__Your goal__.
Go through the material and write it all out exactly, minus the pictures.

__Exercise input__.
--- START ---

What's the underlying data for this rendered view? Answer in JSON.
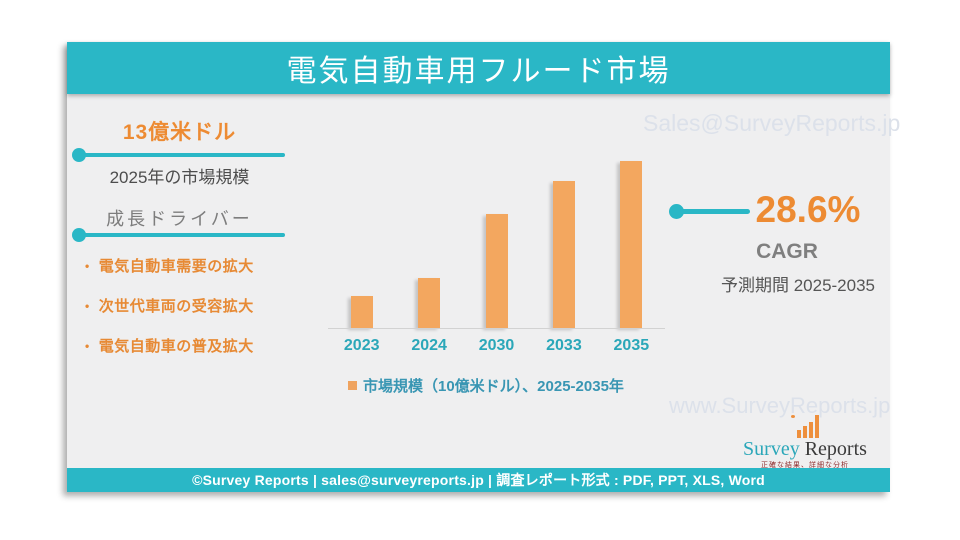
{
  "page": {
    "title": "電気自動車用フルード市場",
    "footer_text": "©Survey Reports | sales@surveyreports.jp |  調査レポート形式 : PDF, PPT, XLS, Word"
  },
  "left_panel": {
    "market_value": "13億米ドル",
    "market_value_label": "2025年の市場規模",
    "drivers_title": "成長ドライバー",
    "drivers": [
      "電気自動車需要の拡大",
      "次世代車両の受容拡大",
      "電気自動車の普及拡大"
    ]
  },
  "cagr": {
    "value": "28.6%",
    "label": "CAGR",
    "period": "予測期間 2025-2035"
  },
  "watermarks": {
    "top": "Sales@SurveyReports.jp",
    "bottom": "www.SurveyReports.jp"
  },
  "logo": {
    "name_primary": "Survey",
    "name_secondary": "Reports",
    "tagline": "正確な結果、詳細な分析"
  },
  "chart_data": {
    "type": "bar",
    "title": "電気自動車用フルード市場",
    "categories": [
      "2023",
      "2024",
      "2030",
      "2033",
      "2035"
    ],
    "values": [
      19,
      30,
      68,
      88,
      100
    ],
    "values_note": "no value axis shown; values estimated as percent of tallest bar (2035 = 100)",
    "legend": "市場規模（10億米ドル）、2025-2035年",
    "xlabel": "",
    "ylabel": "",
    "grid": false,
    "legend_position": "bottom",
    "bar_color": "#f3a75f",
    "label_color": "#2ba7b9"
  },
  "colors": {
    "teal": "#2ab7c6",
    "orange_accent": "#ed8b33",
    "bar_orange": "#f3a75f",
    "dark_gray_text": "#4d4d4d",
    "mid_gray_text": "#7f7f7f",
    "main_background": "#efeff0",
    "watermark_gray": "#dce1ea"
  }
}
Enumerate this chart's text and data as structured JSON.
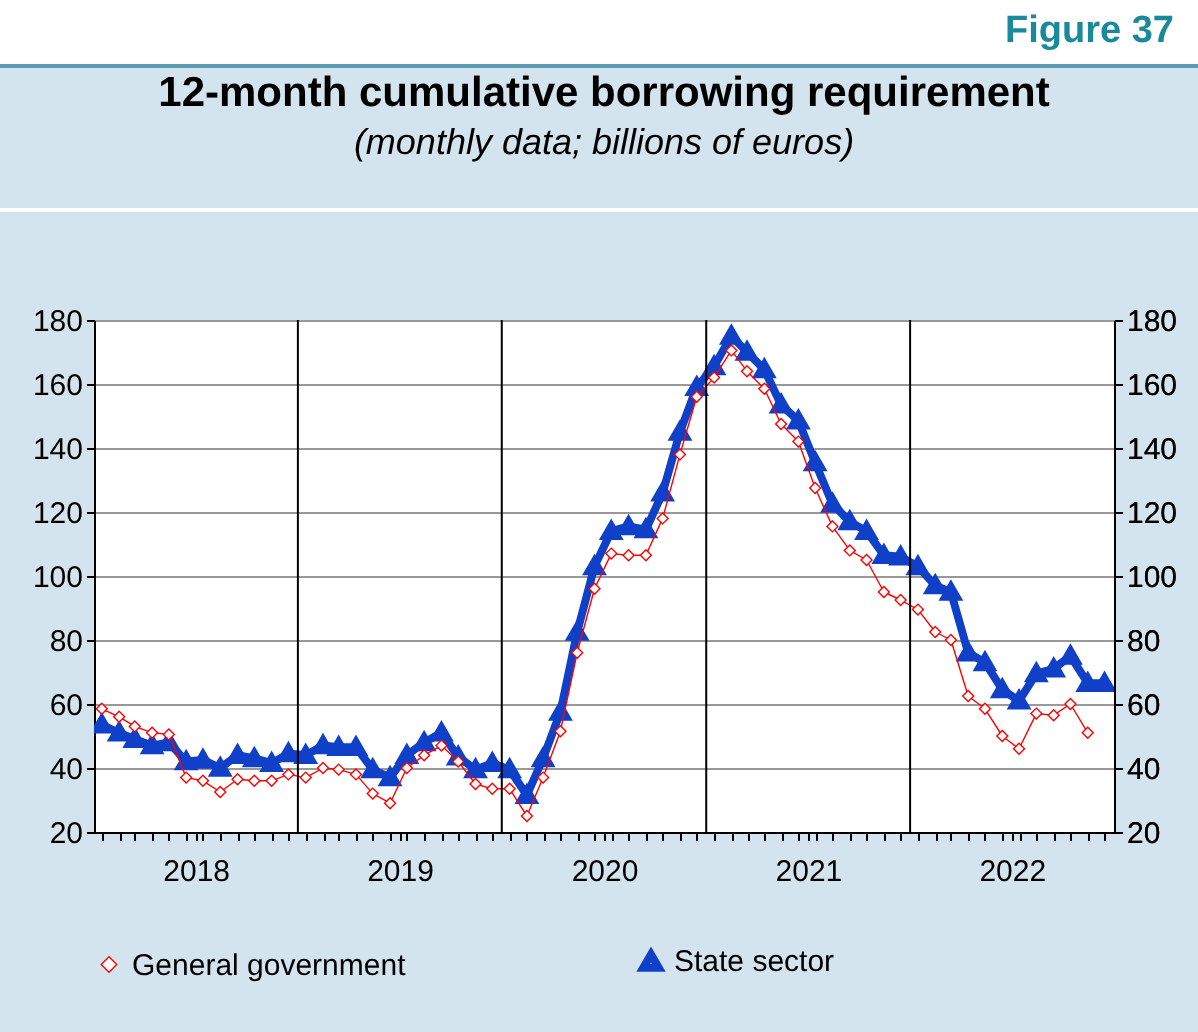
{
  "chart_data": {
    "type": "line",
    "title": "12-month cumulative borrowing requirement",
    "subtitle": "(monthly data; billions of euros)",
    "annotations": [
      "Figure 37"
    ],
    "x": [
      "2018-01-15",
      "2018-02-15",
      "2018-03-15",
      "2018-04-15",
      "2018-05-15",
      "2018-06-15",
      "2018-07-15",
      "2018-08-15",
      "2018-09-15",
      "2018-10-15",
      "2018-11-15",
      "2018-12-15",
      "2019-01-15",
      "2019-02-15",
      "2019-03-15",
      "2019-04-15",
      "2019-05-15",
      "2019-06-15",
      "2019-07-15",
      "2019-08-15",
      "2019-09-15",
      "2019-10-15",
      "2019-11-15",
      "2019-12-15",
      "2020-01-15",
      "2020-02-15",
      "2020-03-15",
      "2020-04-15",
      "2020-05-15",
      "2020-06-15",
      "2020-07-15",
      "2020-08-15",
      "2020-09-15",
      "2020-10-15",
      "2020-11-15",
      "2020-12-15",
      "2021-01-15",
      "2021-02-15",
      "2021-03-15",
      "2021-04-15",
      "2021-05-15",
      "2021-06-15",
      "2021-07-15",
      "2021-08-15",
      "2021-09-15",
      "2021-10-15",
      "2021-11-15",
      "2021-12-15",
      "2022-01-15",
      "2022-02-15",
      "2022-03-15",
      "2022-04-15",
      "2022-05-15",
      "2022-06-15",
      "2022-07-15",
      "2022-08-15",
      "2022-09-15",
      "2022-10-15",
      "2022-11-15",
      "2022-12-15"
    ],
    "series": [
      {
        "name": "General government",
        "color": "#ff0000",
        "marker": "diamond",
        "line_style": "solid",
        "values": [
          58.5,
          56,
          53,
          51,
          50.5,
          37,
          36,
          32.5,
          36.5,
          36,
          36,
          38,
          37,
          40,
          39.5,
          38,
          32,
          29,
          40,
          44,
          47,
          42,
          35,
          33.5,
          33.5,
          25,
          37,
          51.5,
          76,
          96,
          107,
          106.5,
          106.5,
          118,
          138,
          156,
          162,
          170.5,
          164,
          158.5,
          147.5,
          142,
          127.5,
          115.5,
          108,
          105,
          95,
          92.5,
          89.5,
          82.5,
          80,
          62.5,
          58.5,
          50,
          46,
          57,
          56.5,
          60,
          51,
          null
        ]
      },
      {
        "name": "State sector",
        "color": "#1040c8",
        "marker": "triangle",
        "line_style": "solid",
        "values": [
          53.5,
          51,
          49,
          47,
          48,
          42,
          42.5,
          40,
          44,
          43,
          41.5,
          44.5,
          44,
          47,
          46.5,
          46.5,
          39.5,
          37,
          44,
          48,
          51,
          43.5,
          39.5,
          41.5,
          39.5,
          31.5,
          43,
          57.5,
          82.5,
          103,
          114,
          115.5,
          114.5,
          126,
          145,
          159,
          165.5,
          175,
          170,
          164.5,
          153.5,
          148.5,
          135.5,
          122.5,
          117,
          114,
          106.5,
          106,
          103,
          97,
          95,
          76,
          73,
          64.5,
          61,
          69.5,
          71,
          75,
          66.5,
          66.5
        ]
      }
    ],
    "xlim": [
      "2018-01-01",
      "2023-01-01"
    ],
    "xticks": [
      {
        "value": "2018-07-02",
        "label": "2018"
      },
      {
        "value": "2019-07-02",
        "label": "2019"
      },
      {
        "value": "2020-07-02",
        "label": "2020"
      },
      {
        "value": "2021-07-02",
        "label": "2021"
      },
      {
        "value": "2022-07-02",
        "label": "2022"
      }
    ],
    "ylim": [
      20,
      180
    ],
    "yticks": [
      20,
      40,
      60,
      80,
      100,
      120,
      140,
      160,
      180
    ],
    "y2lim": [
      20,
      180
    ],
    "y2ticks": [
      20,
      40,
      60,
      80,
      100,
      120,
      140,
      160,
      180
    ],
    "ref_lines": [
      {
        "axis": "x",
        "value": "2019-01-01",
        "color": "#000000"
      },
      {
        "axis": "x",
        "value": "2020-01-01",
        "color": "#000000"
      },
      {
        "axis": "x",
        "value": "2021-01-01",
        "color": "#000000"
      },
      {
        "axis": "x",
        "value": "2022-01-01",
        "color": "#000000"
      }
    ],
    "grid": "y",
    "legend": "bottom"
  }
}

--- END ---

__Reply__.
What's the underlying data for this rendered view? Answer in JSON.
{
  "page": {
    "title": "電気自動車用フルード市場",
    "footer_text": "©Survey Reports | sales@surveyreports.jp |  調査レポート形式 : PDF, PPT, XLS, Word"
  },
  "left_panel": {
    "market_value": "13億米ドル",
    "market_value_label": "2025年の市場規模",
    "drivers_title": "成長ドライバー",
    "drivers": [
      "電気自動車需要の拡大",
      "次世代車両の受容拡大",
      "電気自動車の普及拡大"
    ]
  },
  "cagr": {
    "value": "28.6%",
    "label": "CAGR",
    "period": "予測期間 2025-2035"
  },
  "watermarks": {
    "top": "Sales@SurveyReports.jp",
    "bottom": "www.SurveyReports.jp"
  },
  "logo": {
    "name_primary": "Survey",
    "name_secondary": "Reports",
    "tagline": "正確な結果、詳細な分析"
  },
  "chart_data": {
    "type": "bar",
    "title": "電気自動車用フルード市場",
    "categories": [
      "2023",
      "2024",
      "2030",
      "2033",
      "2035"
    ],
    "values": [
      19,
      30,
      68,
      88,
      100
    ],
    "values_note": "no value axis shown; values estimated as percent of tallest bar (2035 = 100)",
    "legend": "市場規模（10億米ドル）、2025-2035年",
    "xlabel": "",
    "ylabel": "",
    "grid": false,
    "legend_position": "bottom",
    "bar_color": "#f3a75f",
    "label_color": "#2ba7b9"
  },
  "colors": {
    "teal": "#2ab7c6",
    "orange_accent": "#ed8b33",
    "bar_orange": "#f3a75f",
    "dark_gray_text": "#4d4d4d",
    "mid_gray_text": "#7f7f7f",
    "main_background": "#efeff0",
    "watermark_gray": "#dce1ea"
  }
}
Enumerate this chart's text and data as structured JSON.
{
  "chart_data": {
    "type": "line",
    "title": "12-month cumulative borrowing requirement",
    "subtitle": "(monthly data; billions of euros)",
    "annotations": [
      "Figure 37"
    ],
    "x": [
      "2018-01-15",
      "2018-02-15",
      "2018-03-15",
      "2018-04-15",
      "2018-05-15",
      "2018-06-15",
      "2018-07-15",
      "2018-08-15",
      "2018-09-15",
      "2018-10-15",
      "2018-11-15",
      "2018-12-15",
      "2019-01-15",
      "2019-02-15",
      "2019-03-15",
      "2019-04-15",
      "2019-05-15",
      "2019-06-15",
      "2019-07-15",
      "2019-08-15",
      "2019-09-15",
      "2019-10-15",
      "2019-11-15",
      "2019-12-15",
      "2020-01-15",
      "2020-02-15",
      "2020-03-15",
      "2020-04-15",
      "2020-05-15",
      "2020-06-15",
      "2020-07-15",
      "2020-08-15",
      "2020-09-15",
      "2020-10-15",
      "2020-11-15",
      "2020-12-15",
      "2021-01-15",
      "2021-02-15",
      "2021-03-15",
      "2021-04-15",
      "2021-05-15",
      "2021-06-15",
      "2021-07-15",
      "2021-08-15",
      "2021-09-15",
      "2021-10-15",
      "2021-11-15",
      "2021-12-15",
      "2022-01-15",
      "2022-02-15",
      "2022-03-15",
      "2022-04-15",
      "2022-05-15",
      "2022-06-15",
      "2022-07-15",
      "2022-08-15",
      "2022-09-15",
      "2022-10-15",
      "2022-11-15",
      "2022-12-15"
    ],
    "series": [
      {
        "name": "General government",
        "color": "#ff0000",
        "marker": "diamond",
        "line_style": "solid",
        "values": [
          58.5,
          56,
          53,
          51,
          50.5,
          37,
          36,
          32.5,
          36.5,
          36,
          36,
          38,
          37,
          40,
          39.5,
          38,
          32,
          29,
          40,
          44,
          47,
          42,
          35,
          33.5,
          33.5,
          25,
          37,
          51.5,
          76,
          96,
          107,
          106.5,
          106.5,
          118,
          138,
          156,
          162,
          170.5,
          164,
          158.5,
          147.5,
          142,
          127.5,
          115.5,
          108,
          105,
          95,
          92.5,
          89.5,
          82.5,
          80,
          62.5,
          58.5,
          50,
          46,
          57,
          56.5,
          60,
          51,
          null
        ]
      },
      {
        "name": "State sector",
        "color": "#1040c8",
        "marker": "triangle",
        "line_style": "solid",
        "values": [
          53.5,
          51,
          49,
          47,
          48,
          42,
          42.5,
          40,
          44,
          43,
          41.5,
          44.5,
          44,
          47,
          46.5,
          46.5,
          39.5,
          37,
          44,
          48,
          51,
          43.5,
          39.5,
          41.5,
          39.5,
          31.5,
          43,
          57.5,
          82.5,
          103,
          114,
          115.5,
          114.5,
          126,
          145,
          159,
          165.5,
          175,
          170,
          164.5,
          153.5,
          148.5,
          135.5,
          122.5,
          117,
          114,
          106.5,
          106,
          103,
          97,
          95,
          76,
          73,
          64.5,
          61,
          69.5,
          71,
          75,
          66.5,
          66.5
        ]
      }
    ],
    "xlim": [
      "2018-01-01",
      "2023-01-01"
    ],
    "xticks": [
      {
        "value": "2018-07-02",
        "label": "2018"
      },
      {
        "value": "2019-07-02",
        "label": "2019"
      },
      {
        "value": "2020-07-02",
        "label": "2020"
      },
      {
        "value": "2021-07-02",
        "label": "2021"
      },
      {
        "value": "2022-07-02",
        "label": "2022"
      }
    ],
    "ylim": [
      20,
      180
    ],
    "yticks": [
      20,
      40,
      60,
      80,
      100,
      120,
      140,
      160,
      180
    ],
    "y2lim": [
      20,
      180
    ],
    "y2ticks": [
      20,
      40,
      60,
      80,
      100,
      120,
      140,
      160,
      180
    ],
    "ref_lines": [
      {
        "axis": "x",
        "value": "2019-01-01",
        "color": "#000000"
      },
      {
        "axis": "x",
        "value": "2020-01-01",
        "color": "#000000"
      },
      {
        "axis": "x",
        "value": "2021-01-01",
        "color": "#000000"
      },
      {
        "axis": "x",
        "value": "2022-01-01",
        "color": "#000000"
      }
    ],
    "grid": "y",
    "legend": "bottom"
  }
}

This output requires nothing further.